Supplied material =
_ _ _ _
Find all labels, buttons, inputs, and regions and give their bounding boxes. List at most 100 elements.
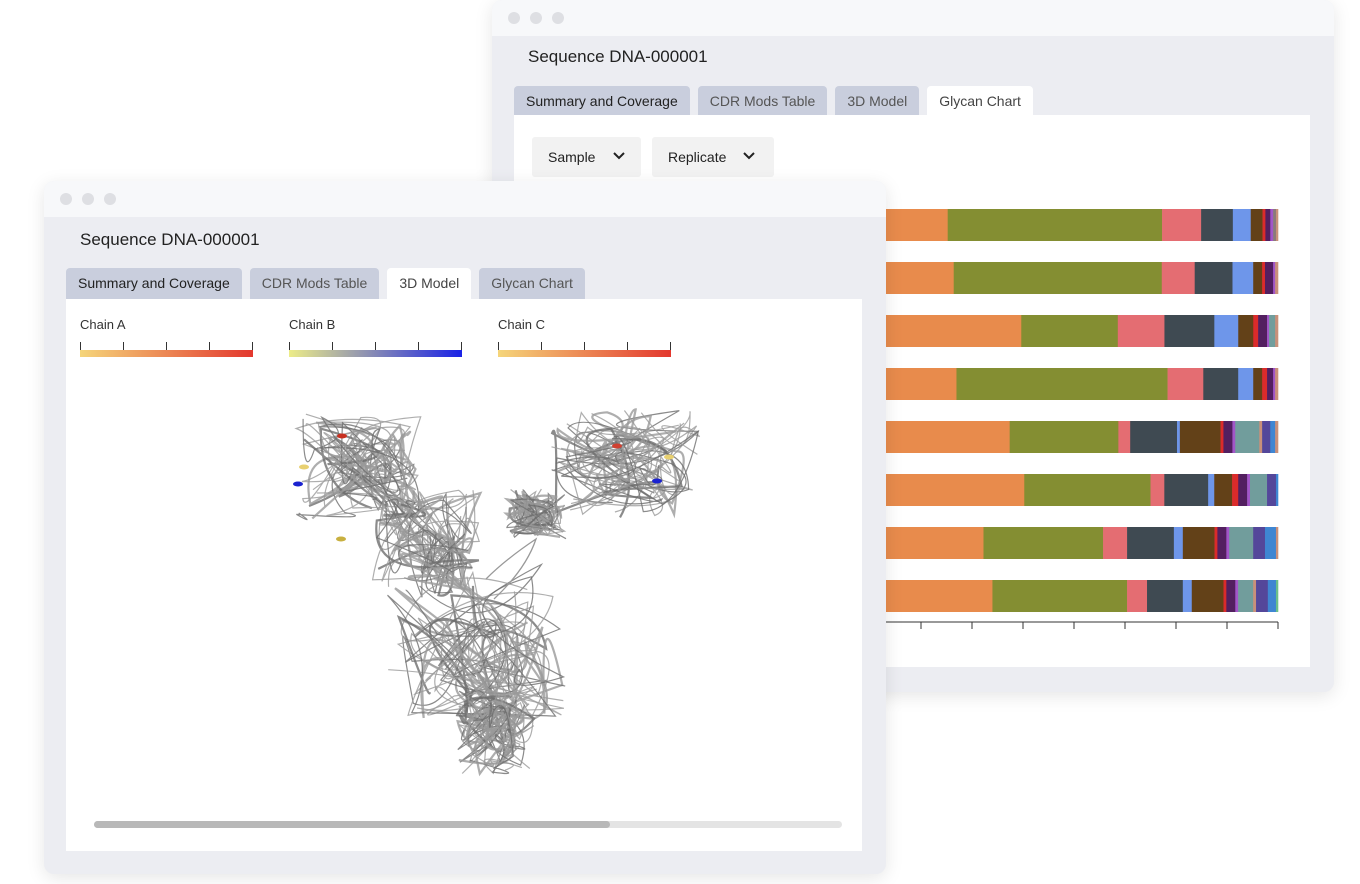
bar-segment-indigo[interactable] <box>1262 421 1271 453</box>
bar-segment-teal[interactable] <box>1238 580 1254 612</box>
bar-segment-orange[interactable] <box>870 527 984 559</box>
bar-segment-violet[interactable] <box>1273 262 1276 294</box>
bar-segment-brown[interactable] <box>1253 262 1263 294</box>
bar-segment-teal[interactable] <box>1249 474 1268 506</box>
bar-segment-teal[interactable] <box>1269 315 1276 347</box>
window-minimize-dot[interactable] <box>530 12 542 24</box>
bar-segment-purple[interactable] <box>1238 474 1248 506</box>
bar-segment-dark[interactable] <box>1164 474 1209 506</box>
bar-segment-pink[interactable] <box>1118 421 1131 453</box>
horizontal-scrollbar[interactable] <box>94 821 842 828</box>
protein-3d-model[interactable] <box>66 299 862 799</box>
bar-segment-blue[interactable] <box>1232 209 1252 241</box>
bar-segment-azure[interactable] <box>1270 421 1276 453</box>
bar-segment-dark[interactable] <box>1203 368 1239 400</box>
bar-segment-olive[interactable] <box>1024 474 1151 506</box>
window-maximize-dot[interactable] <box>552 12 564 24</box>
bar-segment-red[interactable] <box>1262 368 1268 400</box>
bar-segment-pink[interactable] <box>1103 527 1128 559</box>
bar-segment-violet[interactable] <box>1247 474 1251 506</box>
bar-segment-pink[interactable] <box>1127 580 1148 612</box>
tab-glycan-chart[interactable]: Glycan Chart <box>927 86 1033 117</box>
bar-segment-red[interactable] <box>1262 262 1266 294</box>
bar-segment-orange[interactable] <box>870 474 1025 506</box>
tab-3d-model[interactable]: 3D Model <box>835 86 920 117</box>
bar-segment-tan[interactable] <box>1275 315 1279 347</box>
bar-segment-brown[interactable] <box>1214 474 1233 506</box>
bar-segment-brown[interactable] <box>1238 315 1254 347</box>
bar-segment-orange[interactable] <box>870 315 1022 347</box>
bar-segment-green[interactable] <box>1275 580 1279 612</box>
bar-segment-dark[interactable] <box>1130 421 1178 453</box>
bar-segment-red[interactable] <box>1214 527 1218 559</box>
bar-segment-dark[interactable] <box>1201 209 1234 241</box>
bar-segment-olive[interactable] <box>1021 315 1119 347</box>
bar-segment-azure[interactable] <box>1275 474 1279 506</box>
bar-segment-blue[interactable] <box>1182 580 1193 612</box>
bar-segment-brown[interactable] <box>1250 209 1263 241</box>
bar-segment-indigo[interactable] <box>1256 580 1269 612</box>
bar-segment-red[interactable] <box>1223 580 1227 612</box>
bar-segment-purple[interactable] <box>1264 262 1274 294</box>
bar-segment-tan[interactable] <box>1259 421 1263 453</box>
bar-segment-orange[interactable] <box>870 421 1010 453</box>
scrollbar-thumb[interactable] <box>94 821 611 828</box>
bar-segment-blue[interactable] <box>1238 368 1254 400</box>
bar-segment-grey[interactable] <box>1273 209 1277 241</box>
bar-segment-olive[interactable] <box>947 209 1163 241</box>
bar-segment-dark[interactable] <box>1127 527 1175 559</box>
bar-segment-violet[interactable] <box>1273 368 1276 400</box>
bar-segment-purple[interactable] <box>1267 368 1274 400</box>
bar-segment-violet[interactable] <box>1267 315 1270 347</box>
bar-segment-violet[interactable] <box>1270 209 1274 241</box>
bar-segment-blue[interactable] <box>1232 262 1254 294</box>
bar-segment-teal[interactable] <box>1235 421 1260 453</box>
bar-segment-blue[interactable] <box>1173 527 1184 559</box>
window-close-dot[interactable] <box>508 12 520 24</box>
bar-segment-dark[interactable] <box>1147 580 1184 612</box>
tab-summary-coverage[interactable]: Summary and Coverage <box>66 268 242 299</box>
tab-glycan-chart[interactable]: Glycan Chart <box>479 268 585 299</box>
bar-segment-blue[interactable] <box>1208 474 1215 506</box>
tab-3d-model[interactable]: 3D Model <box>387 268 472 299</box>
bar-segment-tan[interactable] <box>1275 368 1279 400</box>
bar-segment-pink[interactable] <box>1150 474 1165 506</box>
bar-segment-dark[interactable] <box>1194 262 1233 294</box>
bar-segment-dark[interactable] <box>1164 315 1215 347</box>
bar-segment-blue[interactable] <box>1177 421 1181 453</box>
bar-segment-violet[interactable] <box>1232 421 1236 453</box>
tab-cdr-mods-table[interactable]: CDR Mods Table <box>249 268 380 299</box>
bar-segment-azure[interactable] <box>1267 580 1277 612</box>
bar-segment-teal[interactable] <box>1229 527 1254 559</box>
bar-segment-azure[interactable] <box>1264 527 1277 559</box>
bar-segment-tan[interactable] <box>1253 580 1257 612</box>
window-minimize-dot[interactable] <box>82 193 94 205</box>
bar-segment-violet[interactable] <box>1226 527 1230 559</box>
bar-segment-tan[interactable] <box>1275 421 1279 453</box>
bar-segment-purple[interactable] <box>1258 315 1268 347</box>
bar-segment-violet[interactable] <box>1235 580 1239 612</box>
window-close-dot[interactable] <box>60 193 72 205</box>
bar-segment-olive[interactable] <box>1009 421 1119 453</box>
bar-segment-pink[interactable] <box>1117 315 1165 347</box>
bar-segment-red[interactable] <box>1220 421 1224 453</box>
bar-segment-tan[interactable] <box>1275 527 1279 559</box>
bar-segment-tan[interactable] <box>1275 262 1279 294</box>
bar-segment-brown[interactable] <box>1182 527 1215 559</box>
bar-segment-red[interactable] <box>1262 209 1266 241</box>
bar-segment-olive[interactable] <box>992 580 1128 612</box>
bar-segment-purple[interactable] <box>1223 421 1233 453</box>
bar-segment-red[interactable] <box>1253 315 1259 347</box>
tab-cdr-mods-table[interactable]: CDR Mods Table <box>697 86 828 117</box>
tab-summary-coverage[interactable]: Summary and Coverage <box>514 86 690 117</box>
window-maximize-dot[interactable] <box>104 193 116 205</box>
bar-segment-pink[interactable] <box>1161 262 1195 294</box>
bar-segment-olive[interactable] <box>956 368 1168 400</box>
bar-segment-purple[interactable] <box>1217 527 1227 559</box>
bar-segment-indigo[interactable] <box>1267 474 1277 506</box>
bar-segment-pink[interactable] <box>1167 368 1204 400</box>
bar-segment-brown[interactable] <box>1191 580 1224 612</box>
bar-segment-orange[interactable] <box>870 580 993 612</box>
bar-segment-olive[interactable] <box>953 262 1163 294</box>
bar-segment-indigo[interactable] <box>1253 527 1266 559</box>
_ _ _ _
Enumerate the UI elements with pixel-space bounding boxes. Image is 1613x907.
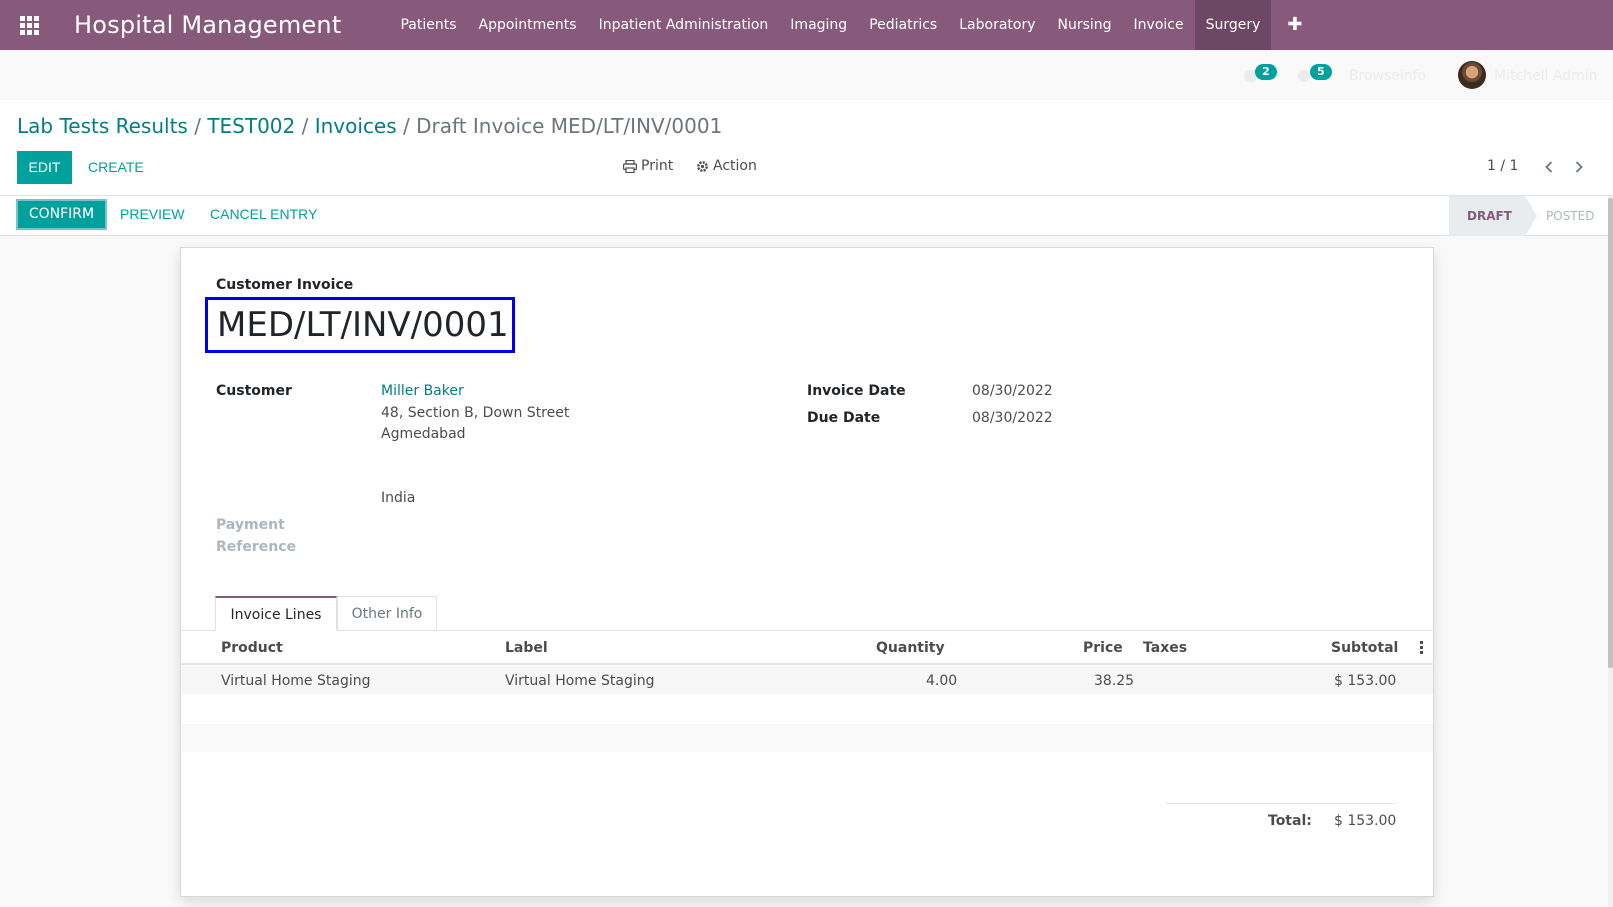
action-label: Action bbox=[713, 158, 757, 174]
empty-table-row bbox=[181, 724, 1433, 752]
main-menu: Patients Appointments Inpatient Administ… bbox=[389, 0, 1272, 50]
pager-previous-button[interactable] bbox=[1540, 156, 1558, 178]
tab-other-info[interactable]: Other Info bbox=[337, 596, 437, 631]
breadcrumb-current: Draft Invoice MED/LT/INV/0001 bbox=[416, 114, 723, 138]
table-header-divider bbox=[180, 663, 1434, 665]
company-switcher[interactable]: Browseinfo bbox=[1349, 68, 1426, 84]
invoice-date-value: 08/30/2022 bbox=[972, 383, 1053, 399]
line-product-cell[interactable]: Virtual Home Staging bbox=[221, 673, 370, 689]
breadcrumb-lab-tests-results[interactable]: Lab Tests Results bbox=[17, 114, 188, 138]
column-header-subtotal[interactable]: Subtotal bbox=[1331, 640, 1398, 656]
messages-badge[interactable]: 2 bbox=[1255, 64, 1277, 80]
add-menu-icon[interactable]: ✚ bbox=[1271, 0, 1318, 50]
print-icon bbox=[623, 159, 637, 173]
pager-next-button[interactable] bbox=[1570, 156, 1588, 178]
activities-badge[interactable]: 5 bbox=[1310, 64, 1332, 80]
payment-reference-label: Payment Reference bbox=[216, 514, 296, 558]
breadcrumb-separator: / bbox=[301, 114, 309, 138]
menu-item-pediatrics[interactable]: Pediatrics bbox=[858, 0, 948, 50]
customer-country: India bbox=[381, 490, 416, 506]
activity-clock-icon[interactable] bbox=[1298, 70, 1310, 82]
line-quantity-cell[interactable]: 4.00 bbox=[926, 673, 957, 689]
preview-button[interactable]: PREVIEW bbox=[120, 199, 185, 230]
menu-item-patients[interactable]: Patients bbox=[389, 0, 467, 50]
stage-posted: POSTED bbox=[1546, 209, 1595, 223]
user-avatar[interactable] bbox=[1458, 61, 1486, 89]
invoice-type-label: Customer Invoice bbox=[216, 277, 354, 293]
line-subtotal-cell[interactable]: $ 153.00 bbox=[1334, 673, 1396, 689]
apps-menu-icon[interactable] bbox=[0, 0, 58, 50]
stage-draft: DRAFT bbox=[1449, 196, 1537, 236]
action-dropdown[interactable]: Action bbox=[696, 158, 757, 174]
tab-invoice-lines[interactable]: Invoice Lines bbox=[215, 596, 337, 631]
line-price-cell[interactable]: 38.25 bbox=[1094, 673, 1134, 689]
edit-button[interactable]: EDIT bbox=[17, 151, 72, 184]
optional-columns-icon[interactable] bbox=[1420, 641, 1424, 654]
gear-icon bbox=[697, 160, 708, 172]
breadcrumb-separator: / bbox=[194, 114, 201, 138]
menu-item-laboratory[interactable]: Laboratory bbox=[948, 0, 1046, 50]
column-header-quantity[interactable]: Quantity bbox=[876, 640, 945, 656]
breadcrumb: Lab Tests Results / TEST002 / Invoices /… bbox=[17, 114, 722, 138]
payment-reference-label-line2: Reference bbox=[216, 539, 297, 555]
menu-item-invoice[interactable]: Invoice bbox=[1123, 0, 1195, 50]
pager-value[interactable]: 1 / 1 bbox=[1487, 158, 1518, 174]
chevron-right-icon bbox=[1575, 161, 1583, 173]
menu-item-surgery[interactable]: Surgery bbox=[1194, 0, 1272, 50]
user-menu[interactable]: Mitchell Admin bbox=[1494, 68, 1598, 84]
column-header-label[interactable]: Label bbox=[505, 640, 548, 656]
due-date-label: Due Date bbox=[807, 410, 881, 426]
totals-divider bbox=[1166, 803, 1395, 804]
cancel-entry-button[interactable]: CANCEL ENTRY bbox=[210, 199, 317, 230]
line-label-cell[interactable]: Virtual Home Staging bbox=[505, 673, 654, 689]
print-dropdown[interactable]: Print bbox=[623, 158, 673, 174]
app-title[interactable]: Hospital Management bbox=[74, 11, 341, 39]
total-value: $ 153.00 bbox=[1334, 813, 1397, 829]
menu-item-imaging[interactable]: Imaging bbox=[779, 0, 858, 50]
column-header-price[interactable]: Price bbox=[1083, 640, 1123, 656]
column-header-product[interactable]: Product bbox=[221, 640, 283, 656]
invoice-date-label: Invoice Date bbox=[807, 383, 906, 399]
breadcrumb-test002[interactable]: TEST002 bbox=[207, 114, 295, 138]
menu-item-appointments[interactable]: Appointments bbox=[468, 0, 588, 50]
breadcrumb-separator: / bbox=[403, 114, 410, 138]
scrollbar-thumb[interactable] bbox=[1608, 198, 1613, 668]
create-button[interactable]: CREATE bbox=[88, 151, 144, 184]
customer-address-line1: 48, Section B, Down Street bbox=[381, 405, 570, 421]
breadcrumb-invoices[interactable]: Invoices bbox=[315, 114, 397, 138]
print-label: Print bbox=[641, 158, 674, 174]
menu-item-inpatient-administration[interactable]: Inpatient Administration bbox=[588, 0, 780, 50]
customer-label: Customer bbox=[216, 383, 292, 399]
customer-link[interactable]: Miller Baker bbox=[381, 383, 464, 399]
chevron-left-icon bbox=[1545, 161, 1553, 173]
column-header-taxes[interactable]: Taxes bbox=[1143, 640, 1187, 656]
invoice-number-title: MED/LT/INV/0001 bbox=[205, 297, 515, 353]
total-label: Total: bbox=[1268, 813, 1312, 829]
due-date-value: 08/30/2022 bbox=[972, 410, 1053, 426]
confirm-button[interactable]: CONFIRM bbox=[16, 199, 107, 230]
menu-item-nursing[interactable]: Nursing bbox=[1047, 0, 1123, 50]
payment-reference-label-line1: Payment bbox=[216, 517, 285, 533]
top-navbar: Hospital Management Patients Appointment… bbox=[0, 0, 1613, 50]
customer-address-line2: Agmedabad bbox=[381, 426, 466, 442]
_ _ _ _
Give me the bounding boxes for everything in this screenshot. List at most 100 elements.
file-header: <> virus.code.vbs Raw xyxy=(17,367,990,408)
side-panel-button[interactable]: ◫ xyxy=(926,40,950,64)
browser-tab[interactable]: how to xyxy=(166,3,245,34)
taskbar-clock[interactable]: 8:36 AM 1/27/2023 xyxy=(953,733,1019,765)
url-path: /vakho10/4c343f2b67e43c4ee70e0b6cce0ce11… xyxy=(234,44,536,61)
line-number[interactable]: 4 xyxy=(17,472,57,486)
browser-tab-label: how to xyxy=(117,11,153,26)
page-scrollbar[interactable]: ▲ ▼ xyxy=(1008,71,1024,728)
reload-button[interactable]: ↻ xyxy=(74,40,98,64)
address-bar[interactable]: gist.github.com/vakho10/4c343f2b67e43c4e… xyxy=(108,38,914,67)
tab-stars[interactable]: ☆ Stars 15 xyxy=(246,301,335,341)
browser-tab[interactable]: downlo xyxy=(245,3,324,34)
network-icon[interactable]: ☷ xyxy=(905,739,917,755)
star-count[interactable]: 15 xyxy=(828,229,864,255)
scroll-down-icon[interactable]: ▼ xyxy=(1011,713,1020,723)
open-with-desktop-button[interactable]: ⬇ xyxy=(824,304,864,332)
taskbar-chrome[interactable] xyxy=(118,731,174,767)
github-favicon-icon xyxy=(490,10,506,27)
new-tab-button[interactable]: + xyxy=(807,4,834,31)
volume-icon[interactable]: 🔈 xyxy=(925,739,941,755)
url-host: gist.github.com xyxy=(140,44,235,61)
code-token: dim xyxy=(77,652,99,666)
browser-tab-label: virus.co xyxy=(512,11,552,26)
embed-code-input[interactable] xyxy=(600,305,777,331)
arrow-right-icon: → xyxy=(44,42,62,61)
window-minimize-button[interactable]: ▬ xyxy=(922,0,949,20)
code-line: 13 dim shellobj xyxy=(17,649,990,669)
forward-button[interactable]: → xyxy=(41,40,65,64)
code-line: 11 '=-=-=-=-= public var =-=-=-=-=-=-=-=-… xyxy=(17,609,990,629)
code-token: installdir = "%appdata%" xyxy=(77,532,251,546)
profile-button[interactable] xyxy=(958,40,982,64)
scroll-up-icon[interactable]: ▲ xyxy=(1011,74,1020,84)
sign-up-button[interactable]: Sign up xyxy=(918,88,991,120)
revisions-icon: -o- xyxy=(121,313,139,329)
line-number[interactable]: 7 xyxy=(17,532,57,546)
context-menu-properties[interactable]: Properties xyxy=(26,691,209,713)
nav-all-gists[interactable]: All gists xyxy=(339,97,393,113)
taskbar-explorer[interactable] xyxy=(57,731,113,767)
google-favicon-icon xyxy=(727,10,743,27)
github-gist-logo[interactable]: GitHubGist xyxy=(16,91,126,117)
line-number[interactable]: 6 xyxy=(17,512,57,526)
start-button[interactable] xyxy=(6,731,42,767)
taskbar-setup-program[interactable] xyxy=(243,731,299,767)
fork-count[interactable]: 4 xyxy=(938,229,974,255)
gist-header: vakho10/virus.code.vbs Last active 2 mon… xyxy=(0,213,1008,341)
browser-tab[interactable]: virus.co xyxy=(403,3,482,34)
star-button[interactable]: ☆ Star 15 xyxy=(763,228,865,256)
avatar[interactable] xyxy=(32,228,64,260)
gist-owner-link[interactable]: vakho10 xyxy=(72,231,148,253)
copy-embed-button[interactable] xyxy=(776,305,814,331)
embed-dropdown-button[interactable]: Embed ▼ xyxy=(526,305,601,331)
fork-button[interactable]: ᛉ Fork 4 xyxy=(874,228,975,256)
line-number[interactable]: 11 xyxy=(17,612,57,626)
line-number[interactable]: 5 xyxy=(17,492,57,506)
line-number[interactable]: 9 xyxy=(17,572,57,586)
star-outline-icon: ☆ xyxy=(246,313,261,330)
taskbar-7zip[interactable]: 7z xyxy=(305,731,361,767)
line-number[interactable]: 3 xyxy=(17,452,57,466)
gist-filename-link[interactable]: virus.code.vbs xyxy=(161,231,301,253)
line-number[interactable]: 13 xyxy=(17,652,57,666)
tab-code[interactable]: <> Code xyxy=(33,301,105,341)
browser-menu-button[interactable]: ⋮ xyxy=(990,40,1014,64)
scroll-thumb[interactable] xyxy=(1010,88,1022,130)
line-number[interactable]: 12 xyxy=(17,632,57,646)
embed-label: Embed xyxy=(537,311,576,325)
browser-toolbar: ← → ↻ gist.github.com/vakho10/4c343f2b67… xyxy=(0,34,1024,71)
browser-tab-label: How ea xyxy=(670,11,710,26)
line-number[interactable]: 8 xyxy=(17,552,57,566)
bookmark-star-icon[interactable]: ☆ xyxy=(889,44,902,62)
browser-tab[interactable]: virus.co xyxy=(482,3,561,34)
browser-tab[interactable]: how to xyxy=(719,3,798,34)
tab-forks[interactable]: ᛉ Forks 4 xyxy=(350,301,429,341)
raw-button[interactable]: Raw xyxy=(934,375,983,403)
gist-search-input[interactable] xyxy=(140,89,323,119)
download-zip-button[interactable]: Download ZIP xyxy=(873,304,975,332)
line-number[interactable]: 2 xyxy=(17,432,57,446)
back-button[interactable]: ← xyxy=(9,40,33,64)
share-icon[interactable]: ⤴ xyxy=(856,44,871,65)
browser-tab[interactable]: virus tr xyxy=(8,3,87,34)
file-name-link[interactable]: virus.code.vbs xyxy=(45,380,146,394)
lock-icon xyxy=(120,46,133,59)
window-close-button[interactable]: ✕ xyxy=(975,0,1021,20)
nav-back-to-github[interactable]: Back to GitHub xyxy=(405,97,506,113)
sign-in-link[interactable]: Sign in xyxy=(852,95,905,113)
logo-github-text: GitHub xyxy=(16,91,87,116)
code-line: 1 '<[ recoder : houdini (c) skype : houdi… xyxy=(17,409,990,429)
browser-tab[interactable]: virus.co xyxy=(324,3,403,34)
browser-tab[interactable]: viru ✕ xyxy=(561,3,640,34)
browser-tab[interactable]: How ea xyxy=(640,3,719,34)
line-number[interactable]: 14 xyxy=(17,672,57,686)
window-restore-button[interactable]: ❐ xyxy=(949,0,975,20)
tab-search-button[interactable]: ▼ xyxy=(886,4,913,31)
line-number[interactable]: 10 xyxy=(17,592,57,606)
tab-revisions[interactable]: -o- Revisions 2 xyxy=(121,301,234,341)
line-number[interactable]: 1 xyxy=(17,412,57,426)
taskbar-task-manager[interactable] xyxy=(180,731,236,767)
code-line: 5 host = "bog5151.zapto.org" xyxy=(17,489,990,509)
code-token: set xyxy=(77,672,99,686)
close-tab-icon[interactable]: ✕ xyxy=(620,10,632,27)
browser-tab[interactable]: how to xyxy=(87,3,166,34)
_ _ _ _
Exercise goal =
Report each line of the records that holds the word "quantity".

Answer below =
line-quantity-cell[interactable]: 4.00 bbox=[926, 673, 957, 689]
column-header-quantity[interactable]: Quantity bbox=[876, 640, 945, 656]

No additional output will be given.